→ Data provided:
^^^^^^^^^^^^^^^^

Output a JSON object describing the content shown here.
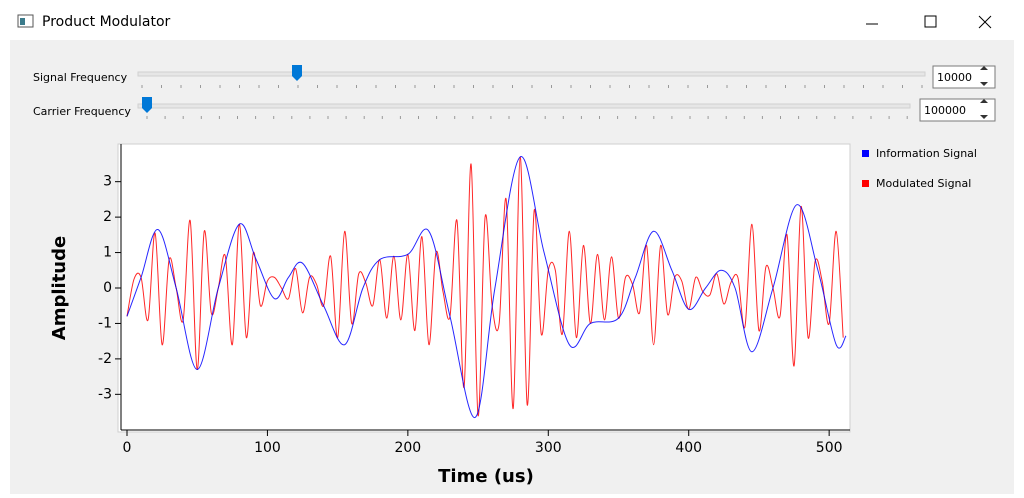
{
  "window": {
    "title": "Product Modulator"
  },
  "controls": [
    {
      "label": "Signal Frequency",
      "value": "10000"
    },
    {
      "label": "Carrier Frequency",
      "value": "100000"
    }
  ],
  "chart_data": {
    "type": "line",
    "xlabel": "Time (us)",
    "ylabel": "Amplitude",
    "xlim": [
      0,
      512
    ],
    "ylim": [
      -3.95,
      3.95
    ],
    "xticks": [
      0,
      100,
      200,
      300,
      400,
      500
    ],
    "yticks": [
      -3,
      -2,
      -1,
      0,
      1,
      2,
      3
    ],
    "legend": "right",
    "series": [
      {
        "name": "Information Signal",
        "color": "#0000ff",
        "x": [
          0,
          10,
          22,
          35,
          50,
          65,
          80,
          92,
          105,
          115,
          125,
          140,
          155,
          168,
          180,
          200,
          215,
          230,
          248,
          262,
          280,
          297,
          315,
          330,
          350,
          362,
          375,
          388,
          400,
          412,
          423,
          433,
          445,
          460,
          477,
          492,
          505,
          512
        ],
        "values": [
          -0.8,
          0.3,
          1.65,
          0,
          -2.3,
          0,
          1.8,
          0.8,
          -0.3,
          0.3,
          0.7,
          -0.5,
          -1.6,
          0,
          0.8,
          0.95,
          1.6,
          -0.8,
          -3.65,
          0,
          3.7,
          1,
          -1.6,
          -1,
          -0.85,
          0.3,
          1.6,
          0.5,
          -0.6,
          0,
          0.5,
          0,
          -1.8,
          0,
          2.35,
          0.5,
          -1.6,
          -1.35
        ]
      },
      {
        "name": "Modulated Signal",
        "color": "#ff0000",
        "x": [
          0,
          5,
          10,
          15,
          20,
          25,
          30,
          35,
          40,
          45,
          50,
          55,
          60,
          65,
          70,
          75,
          80,
          85,
          90,
          95,
          100,
          105,
          110,
          115,
          120,
          125,
          130,
          135,
          140,
          145,
          150,
          155,
          160,
          165,
          170,
          175,
          180,
          185,
          190,
          195,
          200,
          205,
          210,
          215,
          220,
          225,
          230,
          235,
          240,
          245,
          250,
          255,
          260,
          265,
          270,
          275,
          280,
          285,
          290,
          295,
          300,
          305,
          310,
          315,
          320,
          325,
          330,
          335,
          340,
          345,
          350,
          355,
          360,
          365,
          370,
          375,
          380,
          385,
          390,
          395,
          400,
          405,
          410,
          415,
          420,
          425,
          430,
          435,
          440,
          445,
          450,
          455,
          460,
          465,
          470,
          475,
          480,
          485,
          490,
          495,
          500,
          505,
          510
        ],
        "values": [
          -0.8,
          0.25,
          0.3,
          -0.9,
          1.55,
          -1.6,
          0.8,
          0,
          -0.9,
          1.9,
          -2.3,
          1.6,
          -0.7,
          0,
          0.9,
          -1.6,
          1.8,
          -1.4,
          1.0,
          -0.5,
          0.2,
          0.3,
          0,
          -0.3,
          0.55,
          -0.7,
          0.3,
          0.1,
          -0.5,
          0.9,
          -1.4,
          1.6,
          -1.0,
          0.4,
          0.15,
          -0.5,
          0.8,
          -0.85,
          0.9,
          -0.9,
          0.95,
          -1.2,
          1.45,
          -1.6,
          1.0,
          -0.1,
          -0.8,
          1.9,
          -2.8,
          3.5,
          -3.6,
          2.0,
          -0.5,
          -1.0,
          2.5,
          -3.4,
          3.7,
          -3.3,
          2.2,
          -1.3,
          0.5,
          0.5,
          -1.3,
          1.6,
          -1.4,
          1.2,
          -1.0,
          0.95,
          -0.9,
          0.88,
          -0.85,
          0.3,
          0.1,
          -0.7,
          1.2,
          -1.6,
          1.2,
          -0.75,
          0.3,
          0.2,
          -0.6,
          0.3,
          -0.1,
          -0.2,
          0.4,
          -0.45,
          0.15,
          0.3,
          -1.1,
          1.8,
          -1.2,
          0.6,
          0,
          -0.8,
          1.5,
          -2.2,
          2.3,
          -1.4,
          0.75,
          0.2,
          -1.0,
          1.6,
          -1.4
        ]
      }
    ]
  }
}
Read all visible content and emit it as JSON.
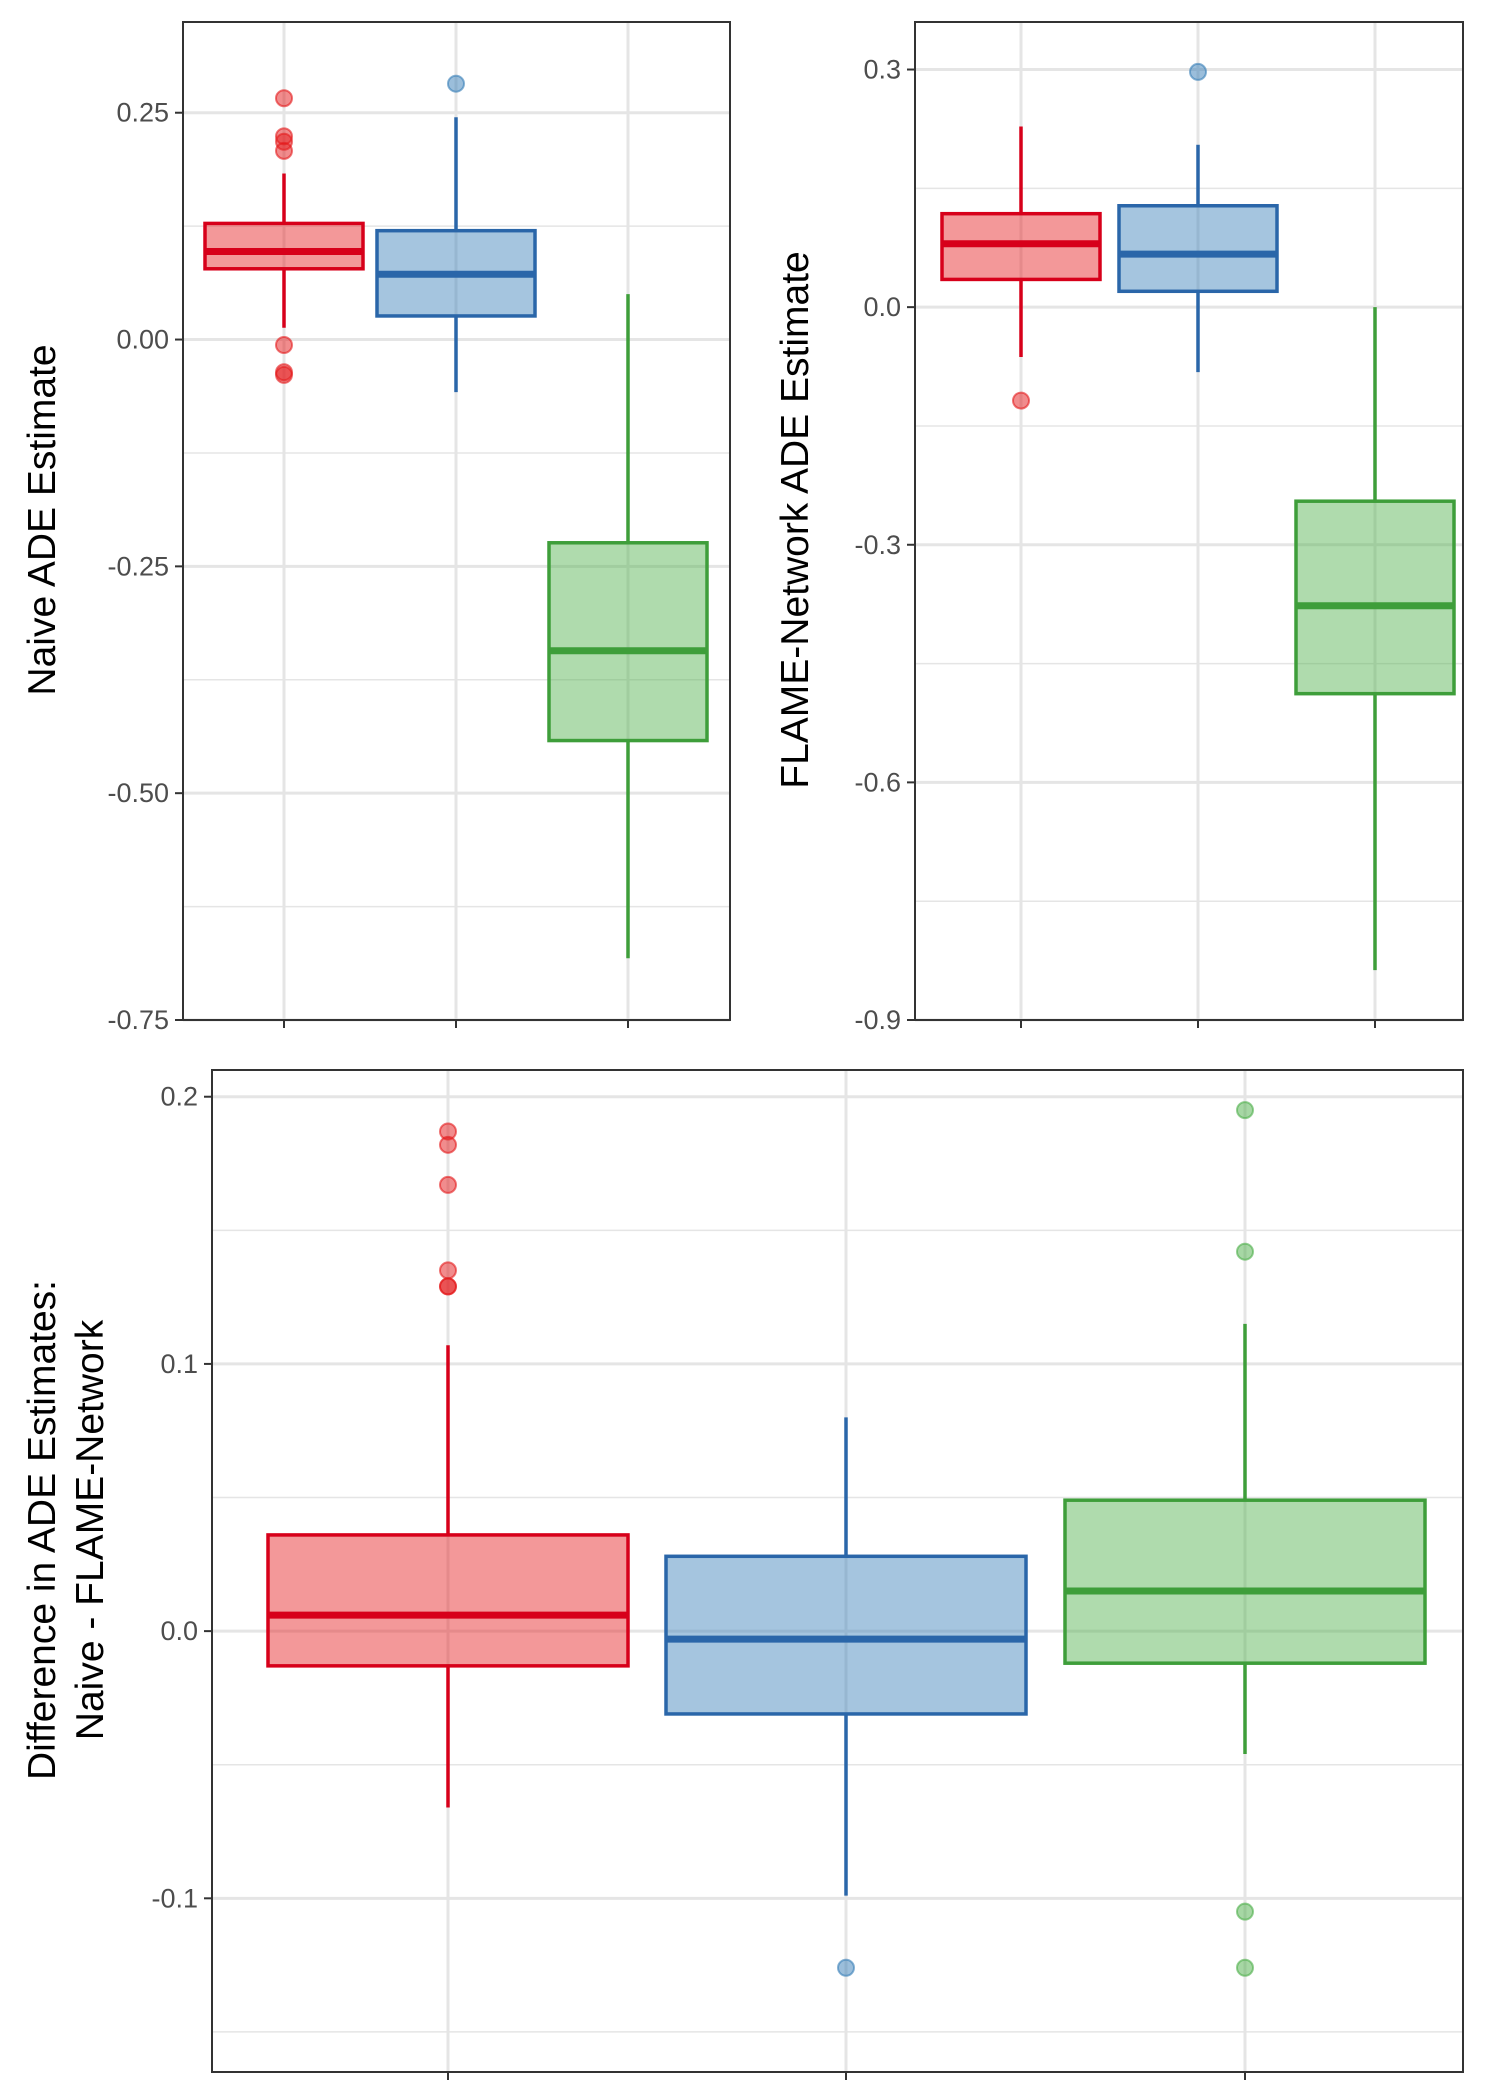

^^^^^^^^^^^^^^^^

→ Short exercise:
Count each line of the entries that holds the word "content", then state the total and nothing more.

→ Exercise answer:
2